▸ Objective: Select the lines below containing the word "Pisang".

▸ Material shown:
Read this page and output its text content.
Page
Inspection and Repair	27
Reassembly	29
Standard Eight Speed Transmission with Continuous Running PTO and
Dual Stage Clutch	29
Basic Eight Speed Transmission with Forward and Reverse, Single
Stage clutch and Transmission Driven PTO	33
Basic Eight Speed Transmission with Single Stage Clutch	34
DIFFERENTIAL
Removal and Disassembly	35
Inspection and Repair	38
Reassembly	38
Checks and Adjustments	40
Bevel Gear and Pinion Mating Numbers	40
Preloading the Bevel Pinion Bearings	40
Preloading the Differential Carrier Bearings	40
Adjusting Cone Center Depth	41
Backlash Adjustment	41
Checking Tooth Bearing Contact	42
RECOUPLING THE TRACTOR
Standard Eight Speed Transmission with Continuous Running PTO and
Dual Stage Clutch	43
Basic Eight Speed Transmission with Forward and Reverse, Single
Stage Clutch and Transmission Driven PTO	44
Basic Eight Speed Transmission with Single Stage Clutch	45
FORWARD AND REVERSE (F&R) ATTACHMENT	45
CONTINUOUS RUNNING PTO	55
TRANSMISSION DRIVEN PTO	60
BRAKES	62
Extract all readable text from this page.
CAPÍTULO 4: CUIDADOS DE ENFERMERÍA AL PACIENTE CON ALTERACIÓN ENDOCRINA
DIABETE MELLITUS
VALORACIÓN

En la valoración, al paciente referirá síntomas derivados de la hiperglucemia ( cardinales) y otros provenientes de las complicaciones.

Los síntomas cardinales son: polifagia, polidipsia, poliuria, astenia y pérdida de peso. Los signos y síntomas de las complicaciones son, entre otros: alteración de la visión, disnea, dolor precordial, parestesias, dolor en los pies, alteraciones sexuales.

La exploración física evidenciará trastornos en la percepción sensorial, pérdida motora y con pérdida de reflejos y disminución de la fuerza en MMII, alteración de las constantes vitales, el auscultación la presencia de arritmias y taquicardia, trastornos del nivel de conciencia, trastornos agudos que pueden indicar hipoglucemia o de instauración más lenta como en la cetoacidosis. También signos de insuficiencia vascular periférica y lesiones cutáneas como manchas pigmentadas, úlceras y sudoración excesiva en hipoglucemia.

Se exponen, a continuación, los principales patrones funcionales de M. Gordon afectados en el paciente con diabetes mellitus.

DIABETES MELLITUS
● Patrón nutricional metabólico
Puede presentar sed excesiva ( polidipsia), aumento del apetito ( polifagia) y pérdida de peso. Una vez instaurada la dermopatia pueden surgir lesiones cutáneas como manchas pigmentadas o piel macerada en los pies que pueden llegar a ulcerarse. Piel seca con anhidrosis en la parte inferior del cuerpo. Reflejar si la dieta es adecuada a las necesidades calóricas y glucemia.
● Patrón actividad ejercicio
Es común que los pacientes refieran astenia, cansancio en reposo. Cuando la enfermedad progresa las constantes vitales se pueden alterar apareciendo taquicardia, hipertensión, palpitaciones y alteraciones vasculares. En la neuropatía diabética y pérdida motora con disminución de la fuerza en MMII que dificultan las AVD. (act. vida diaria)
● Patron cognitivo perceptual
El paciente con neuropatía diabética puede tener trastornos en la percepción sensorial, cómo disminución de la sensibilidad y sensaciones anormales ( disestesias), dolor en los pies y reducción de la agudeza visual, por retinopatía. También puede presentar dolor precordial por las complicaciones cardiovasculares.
--
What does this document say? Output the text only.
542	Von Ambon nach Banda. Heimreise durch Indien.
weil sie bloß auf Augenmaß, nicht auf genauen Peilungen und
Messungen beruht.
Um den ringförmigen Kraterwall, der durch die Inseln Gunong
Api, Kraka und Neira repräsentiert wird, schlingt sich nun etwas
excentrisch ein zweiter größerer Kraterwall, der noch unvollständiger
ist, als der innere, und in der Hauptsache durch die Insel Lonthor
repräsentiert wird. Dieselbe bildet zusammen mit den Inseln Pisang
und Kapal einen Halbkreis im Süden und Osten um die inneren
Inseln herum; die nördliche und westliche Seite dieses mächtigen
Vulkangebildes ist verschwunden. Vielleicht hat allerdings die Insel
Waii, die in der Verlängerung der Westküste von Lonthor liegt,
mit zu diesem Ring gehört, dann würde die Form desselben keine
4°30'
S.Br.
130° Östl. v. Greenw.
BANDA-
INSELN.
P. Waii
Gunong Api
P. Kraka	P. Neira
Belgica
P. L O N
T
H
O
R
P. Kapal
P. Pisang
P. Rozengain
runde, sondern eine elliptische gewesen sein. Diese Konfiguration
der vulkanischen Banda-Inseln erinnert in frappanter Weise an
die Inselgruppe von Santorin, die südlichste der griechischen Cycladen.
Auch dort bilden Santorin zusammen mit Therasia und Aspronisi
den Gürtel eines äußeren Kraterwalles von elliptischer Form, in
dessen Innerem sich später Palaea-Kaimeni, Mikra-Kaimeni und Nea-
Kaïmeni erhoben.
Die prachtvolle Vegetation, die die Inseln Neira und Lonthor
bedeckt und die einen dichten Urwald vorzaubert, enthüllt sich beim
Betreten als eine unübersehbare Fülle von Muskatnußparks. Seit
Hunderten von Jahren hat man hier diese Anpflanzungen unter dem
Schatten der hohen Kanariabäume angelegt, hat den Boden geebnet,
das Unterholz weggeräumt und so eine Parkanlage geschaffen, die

▸ The solution:
repräsentiert wird. Dieselbe bildet zusammen mit den Inseln Pisang
P. Pisang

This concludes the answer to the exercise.